##### Extracted records #####
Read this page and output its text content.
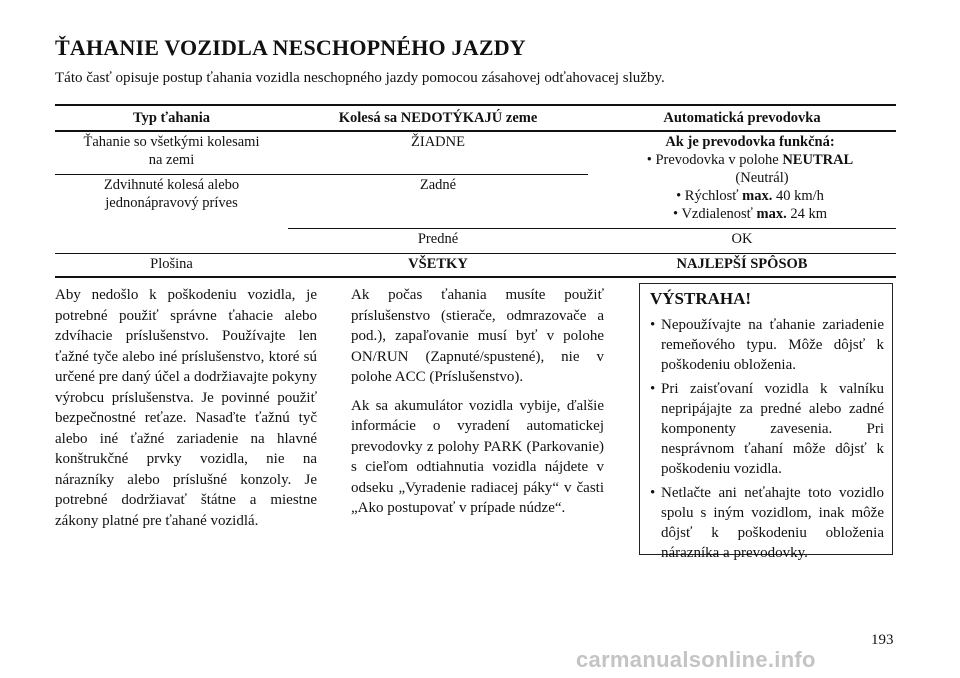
ŤAHANIE VOZIDLA NESCHOPNÉHO JAZDY
Táto časť opisuje postup ťahania vozidla neschopného jazdy pomocou zásahovej odťahovacej služby.
Typ ťahania	Kolesá sa NEDOTÝKAJÚ zeme	Automatická prevodovka
Ťahanie so všetkými kolesami na zemi	ŽIADNE	Ak je prevodovka funkčná:
• Prevodovka v polohe NEUTRAL
(Neutrál)
• Rýchlosť max. 40 km/h
• Vzdialenosť max. 24 km

Zdvihnuté kolesá alebo jednonápravový príves	Zadné	
	Predné	OK
Plošina	VŠETKY	NAJLEPŠÍ SPÔSOB
Aby nedošlo k poškodeniu vozidla, je potrebné použiť správne ťahacie alebo zdvíhacie príslušenstvo. Používajte len ťažné tyče alebo iné príslušenstvo, ktoré sú určené pre daný účel a dodržiavajte pokyny výrobcu príslušenstva. Je povinné použiť bezpečnostné reťaze. Nasaďte ťažnú tyč alebo iné ťažné zariadenie na hlavné konštrukčné prvky vozidla, nie na nárazníky alebo príslušné konzoly. Je potrebné dodržiavať štátne a miestne zákony platné pre ťahané vozidlá.

Ak počas ťahania musíte použiť príslušenstvo (stierače, odmrazovače a pod.), zapaľovanie musí byť v polohe ON/RUN (Zapnuté/spustené), nie v polohe ACC (Príslušenstvo).

Ak sa akumulátor vozidla vybije, ďalšie informácie o vyradení automatickej prevodovky z polohy PARK (Parkovanie) s cieľom odtiahnutia vozidla nájdete v odseku „Vyradenie radiacej páky“ v časti „Ako postupovať v prípade núdze“.

VÝSTRAHA!
• Nepoužívajte na ťahanie zariadenie remeňového typu. Môže dôjsť k poškodeniu obloženia.
• Pri zaisťovaní vozidla k valníku nepripájajte za predné alebo zadné komponenty zavesenia. Pri nesprávnom ťahaní môže dôjsť k poškodeniu vozidla.
• Netlačte ani neťahajte toto vozidlo spolu s iným vozidlom, inak môže dôjsť k poškodeniu obloženia nárazníka a prevodovky.
193
carmanualsonline.info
#####
▶ _What the task requires_: Lines holding the word "ťahania" in the entries above are the ones to pull out. Copy them all.

▶ _Output_:
Táto časť opisuje postup ťahania vozidla neschopného jazdy pomocou zásahovej odťahovacej služby.
Typ ťahania	Kolesá sa NEDOTÝKAJÚ zeme	Automatická prevodovka
Ak počas ťahania musíte použiť príslušenstvo (stierače, odmrazovače a pod.), zapaľovanie musí byť v polohe ON/RUN (Zapnuté/spustené), nie v polohe ACC (Príslušenstvo).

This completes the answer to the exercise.